■ What the task asks
Find every line in the records below that holds the word "clean", and copy each one.

-- Information given start --

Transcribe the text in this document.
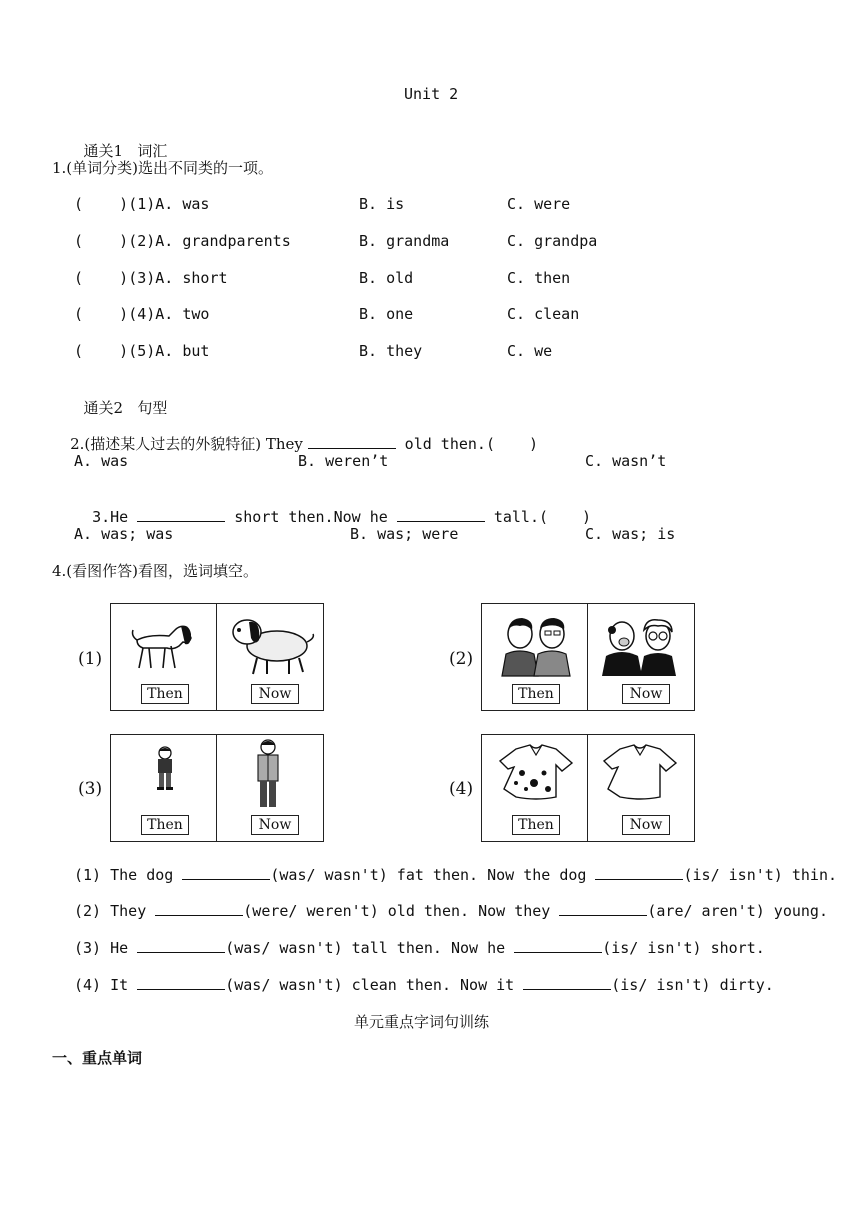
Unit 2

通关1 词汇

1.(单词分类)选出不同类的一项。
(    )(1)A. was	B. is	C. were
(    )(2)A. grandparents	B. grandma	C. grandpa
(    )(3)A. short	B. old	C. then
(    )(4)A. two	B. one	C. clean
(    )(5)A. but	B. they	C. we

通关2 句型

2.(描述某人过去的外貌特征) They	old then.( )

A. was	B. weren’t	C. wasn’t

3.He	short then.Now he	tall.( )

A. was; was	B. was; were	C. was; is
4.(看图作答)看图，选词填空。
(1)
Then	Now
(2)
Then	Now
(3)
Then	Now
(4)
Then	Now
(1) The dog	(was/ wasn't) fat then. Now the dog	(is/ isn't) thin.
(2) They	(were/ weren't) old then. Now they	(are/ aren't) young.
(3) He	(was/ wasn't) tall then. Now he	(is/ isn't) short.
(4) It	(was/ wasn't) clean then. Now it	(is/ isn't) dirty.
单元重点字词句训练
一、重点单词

-- Information given end --

■ Finished exercise
(    )(4)A. two	B. one	C. clean
(4) It	(was/ wasn't) clean then. Now it	(is/ isn't) dirty.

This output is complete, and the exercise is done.